Supplied text:
▶
Moughni asked people to "like" the post if they agreed. Within a few days, the page had garnered around 1,300 likes, according to the Detroit Free Press. Moughni also said in the post that he intended to oppose the deal.
So far, this all seems like the type of dispute that comes up from time to time in class-action cases. Watchdogs, consumers and others who aren't happy with settlements occasionally accuse the plaintiffs' attorneys of selling out class members by forging deals that call for big attorney fees and inadequate compensation to the people who were most affected. The main difference in this case is that other critics don't typically take to Facebook to rally opposition.
But what happened next was unusual: The law firm representing the plaintiffs -- which has an obvious interest in seeing the deal go through -- filed papers complaining about Moughni's Facebook comments. They took issue with Moughni's characterization of the agreement as a "backroom deal," and also objected to Moughni's statement that they would get a "payout."
They said Moughni's comments were defamatory. They accused him of running a "shoot-from-the-hip social media campaign of misinformation and deception." They sought a court order directing Moughni to remove his own post and replace it with the court's order granting the deal preliminary approval. And they asked the judge to order Moughni to refrain from speaking with anyone about the subject matter of the case.
The next turn of events was even more extraordinary: Judge Kathleen Macdonald in Wayne County, Mich. granted the plaintiffs' attorneys request. On Feb. 7, she ordered Moughni to remove his Facebook comments and replace them with official court documents. She prohibited him from speaking about the case to any class members who might want to opt out of the settlement. She ordered him to identify anyone who "liked" his post. And she said he couldn't circulate any form that would allow class members to opt out.
◀
Supplied data:
▶
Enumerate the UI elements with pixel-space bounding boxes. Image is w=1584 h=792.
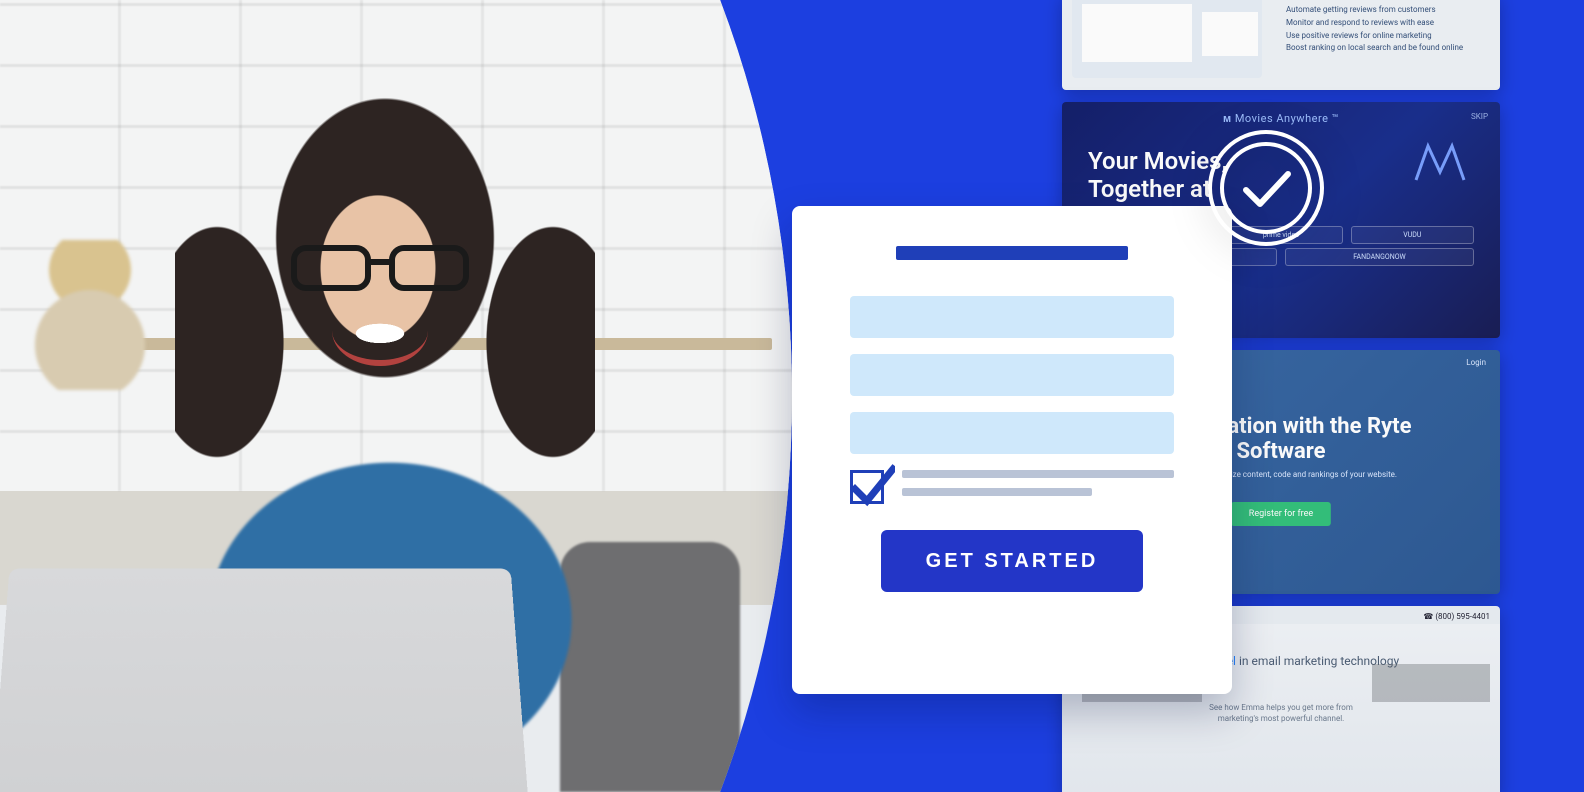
◀
Problems and tasks:
#1 In the account of the Facebook dispute, on what date did Judge Kathleen Macdonald order Moughni to remove his comments?
#2 From the account of the Facebook dispute, extract the passage that opens with the words containing "They said Moughni's" and closes with "of the case.".
Answer from the text alone and set the listing aside.

Results in order:
#1 She ordered it on Feb. 7.

#2
They said Moughni's comments were defamatory. They accused him of running a "shoot-from-the-hip social media campaign of misinformation and deception." They sought a court order directing Moughni to remove his own post and replace it with the court's order granting the deal preliminary approval. And they asked the judge to order Moughni to refrain from speaking with anyone about the subject matter of the case.